** start Extracted data **
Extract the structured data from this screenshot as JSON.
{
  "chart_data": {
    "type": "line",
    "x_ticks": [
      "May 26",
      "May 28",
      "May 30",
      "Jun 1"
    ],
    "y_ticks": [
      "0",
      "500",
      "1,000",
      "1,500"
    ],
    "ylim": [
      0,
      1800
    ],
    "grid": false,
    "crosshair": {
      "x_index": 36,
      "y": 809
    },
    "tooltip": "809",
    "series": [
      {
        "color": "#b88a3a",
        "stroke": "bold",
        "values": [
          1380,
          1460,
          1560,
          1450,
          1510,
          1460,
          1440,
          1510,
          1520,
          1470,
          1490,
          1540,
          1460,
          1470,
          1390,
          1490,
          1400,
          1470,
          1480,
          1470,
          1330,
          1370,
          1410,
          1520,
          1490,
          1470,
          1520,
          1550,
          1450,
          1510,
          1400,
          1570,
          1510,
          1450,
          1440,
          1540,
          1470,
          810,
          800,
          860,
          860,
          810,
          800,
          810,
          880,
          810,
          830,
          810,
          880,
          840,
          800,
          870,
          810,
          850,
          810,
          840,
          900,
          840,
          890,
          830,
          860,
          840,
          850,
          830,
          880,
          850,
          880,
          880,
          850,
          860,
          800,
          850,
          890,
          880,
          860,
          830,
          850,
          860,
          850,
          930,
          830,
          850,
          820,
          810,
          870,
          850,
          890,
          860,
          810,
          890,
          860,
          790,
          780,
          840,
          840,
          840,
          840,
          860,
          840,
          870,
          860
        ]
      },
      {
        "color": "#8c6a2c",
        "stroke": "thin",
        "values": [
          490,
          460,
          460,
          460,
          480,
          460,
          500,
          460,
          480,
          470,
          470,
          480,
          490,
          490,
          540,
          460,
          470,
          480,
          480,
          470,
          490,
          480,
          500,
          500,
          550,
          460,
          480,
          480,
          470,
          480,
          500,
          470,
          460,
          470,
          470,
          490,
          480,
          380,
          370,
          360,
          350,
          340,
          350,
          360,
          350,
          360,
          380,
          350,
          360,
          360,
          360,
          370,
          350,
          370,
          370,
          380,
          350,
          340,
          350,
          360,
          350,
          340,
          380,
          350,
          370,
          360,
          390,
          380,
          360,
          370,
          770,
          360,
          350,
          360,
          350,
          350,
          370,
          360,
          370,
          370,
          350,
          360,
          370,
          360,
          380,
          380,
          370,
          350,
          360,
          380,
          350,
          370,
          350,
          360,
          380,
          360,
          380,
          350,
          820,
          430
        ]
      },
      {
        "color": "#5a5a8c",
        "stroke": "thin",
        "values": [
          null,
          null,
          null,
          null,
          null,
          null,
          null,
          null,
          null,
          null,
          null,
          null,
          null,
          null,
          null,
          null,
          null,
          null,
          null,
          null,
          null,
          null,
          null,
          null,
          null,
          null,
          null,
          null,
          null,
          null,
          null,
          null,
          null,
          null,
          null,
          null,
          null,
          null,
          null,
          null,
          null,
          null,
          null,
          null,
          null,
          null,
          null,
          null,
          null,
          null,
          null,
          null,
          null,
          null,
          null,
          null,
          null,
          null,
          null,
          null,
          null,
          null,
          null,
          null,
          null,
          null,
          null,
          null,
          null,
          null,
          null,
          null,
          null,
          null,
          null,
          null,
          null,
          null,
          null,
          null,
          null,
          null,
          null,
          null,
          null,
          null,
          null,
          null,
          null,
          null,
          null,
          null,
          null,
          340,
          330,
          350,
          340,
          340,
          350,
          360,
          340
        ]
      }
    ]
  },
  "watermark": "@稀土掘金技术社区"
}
** end Extracted data **
▸ **Problem**: Answer only with how many lines in the records include "color".

▸ **Completed task**: 3